Entries taken from a collection

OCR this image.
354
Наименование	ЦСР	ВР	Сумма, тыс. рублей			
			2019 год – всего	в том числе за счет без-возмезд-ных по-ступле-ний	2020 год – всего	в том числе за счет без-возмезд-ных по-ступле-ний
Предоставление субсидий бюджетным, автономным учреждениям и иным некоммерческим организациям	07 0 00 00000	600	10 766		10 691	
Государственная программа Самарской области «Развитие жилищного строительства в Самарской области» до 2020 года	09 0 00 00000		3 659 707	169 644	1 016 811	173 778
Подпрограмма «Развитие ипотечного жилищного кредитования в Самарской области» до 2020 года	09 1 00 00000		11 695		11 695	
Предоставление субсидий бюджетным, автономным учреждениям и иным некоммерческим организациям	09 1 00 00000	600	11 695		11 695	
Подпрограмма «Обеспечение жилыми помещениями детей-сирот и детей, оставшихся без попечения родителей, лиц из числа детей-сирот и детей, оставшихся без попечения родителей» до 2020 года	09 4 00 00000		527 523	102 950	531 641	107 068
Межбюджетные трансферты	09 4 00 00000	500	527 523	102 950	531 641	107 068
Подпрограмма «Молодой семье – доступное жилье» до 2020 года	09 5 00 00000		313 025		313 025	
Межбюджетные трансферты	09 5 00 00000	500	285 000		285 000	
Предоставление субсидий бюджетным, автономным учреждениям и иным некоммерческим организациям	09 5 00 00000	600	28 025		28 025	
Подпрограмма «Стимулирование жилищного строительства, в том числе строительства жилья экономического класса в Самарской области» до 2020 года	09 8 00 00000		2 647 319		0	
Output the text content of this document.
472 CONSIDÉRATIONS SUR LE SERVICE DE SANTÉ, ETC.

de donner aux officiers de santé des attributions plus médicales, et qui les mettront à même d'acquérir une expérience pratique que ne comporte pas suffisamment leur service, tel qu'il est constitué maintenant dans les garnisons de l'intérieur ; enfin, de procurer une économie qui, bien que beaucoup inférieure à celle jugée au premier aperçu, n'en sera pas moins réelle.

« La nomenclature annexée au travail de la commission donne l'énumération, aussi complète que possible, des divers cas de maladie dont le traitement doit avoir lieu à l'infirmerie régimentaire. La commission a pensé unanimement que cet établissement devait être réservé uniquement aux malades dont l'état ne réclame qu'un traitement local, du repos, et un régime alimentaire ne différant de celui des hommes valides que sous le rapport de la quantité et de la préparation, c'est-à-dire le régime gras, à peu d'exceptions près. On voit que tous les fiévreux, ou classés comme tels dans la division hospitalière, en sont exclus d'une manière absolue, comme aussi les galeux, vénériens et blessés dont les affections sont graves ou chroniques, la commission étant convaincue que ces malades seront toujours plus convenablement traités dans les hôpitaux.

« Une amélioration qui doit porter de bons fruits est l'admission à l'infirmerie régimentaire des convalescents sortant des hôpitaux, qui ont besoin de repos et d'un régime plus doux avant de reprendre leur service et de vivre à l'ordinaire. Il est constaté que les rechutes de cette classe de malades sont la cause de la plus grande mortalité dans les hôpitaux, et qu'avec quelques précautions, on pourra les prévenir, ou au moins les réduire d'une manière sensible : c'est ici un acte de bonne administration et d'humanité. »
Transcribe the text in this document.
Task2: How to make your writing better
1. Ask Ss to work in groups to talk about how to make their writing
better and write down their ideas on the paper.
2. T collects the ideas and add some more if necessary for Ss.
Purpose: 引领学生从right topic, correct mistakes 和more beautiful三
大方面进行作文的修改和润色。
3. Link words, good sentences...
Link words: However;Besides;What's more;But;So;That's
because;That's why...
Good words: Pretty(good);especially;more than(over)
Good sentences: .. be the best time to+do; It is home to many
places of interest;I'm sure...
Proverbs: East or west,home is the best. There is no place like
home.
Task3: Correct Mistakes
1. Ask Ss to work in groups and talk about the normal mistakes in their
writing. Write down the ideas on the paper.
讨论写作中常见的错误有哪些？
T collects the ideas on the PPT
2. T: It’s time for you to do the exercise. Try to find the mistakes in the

### DIRECTIONS FOR THIS TASK
Copy each record from above without leaving any out.

### RESPONSE TO THIS TASK
OCR this image.
354
Наименование	ЦСР	ВР	Сумма, тыс. рублей			
			2019 год – всего	в том числе за счет без-возмезд-ных по-ступле-ний	2020 год – всего	в том числе за счет без-возмезд-ных по-ступле-ний
Предоставление субсидий бюджетным, автономным учреждениям и иным некоммерческим организациям	07 0 00 00000	600	10 766		10 691	
Государственная программа Самарской области «Развитие жилищного строительства в Самарской области» до 2020 года	09 0 00 00000		3 659 707	169 644	1 016 811	173 778
Подпрограмма «Развитие ипотечного жилищного кредитования в Самарской области» до 2020 года	09 1 00 00000		11 695		11 695	
Предоставление субсидий бюджетным, автономным учреждениям и иным некоммерческим организациям	09 1 00 00000	600	11 695		11 695	
Подпрограмма «Обеспечение жилыми помещениями детей-сирот и детей, оставшихся без попечения родителей, лиц из числа детей-сирот и детей, оставшихся без попечения родителей» до 2020 года	09 4 00 00000		527 523	102 950	531 641	107 068
Межбюджетные трансферты	09 4 00 00000	500	527 523	102 950	531 641	107 068
Подпрограмма «Молодой семье – доступное жилье» до 2020 года	09 5 00 00000		313 025		313 025	
Межбюджетные трансферты	09 5 00 00000	500	285 000		285 000	
Предоставление субсидий бюджетным, автономным учреждениям и иным некоммерческим организациям	09 5 00 00000	600	28 025		28 025	
Подпрограмма «Стимулирование жилищного строительства, в том числе строительства жилья экономического класса в Самарской области» до 2020 года	09 8 00 00000		2 647 319		0	
Output the text content of this document.
472 CONSIDÉRATIONS SUR LE SERVICE DE SANTÉ, ETC.

de donner aux officiers de santé des attributions plus médicales, et qui les mettront à même d'acquérir une expérience pratique que ne comporte pas suffisamment leur service, tel qu'il est constitué maintenant dans les garnisons de l'intérieur ; enfin, de procurer une économie qui, bien que beaucoup inférieure à celle jugée au premier aperçu, n'en sera pas moins réelle.

« La nomenclature annexée au travail de la commission donne l'énumération, aussi complète que possible, des divers cas de maladie dont le traitement doit avoir lieu à l'infirmerie régimentaire. La commission a pensé unanimement que cet établissement devait être réservé uniquement aux malades dont l'état ne réclame qu'un traitement local, du repos, et un régime alimentaire ne différant de celui des hommes valides que sous le rapport de la quantité et de la préparation, c'est-à-dire le régime gras, à peu d'exceptions près. On voit que tous les fiévreux, ou classés comme tels dans la division hospitalière, en sont exclus d'une manière absolue, comme aussi les galeux, vénériens et blessés dont les affections sont graves ou chroniques, la commission étant convaincue que ces malades seront toujours plus convenablement traités dans les hôpitaux.

« Une amélioration qui doit porter de bons fruits est l'admission à l'infirmerie régimentaire des convalescents sortant des hôpitaux, qui ont besoin de repos et d'un régime plus doux avant de reprendre leur service et de vivre à l'ordinaire. Il est constaté que les rechutes de cette classe de malades sont la cause de la plus grande mortalité dans les hôpitaux, et qu'avec quelques précautions, on pourra les prévenir, ou au moins les réduire d'une manière sensible : c'est ici un acte de bonne administration et d'humanité. »
Transcribe the text in this document.
Task2: How to make your writing better
1. Ask Ss to work in groups to talk about how to make their writing
better and write down their ideas on the paper.
2. T collects the ideas and add some more if necessary for Ss.
Purpose: 引领学生从right topic, correct mistakes 和more beautiful三
大方面进行作文的修改和润色。
3. Link words, good sentences...
Link words: However;Besides;What's more;But;So;That's
because;That's why...
Good words: Pretty(good);especially;more than(over)
Good sentences: .. be the best time to+do; It is home to many
places of interest;I'm sure...
Proverbs: East or west,home is the best. There is no place like
home.
Task3: Correct Mistakes
1. Ask Ss to work in groups and talk about the normal mistakes in their
writing. Write down the ideas on the paper.
讨论写作中常见的错误有哪些？
T collects the ideas on the PPT
2. T: It’s time for you to do the exercise. Try to find the mistakes in the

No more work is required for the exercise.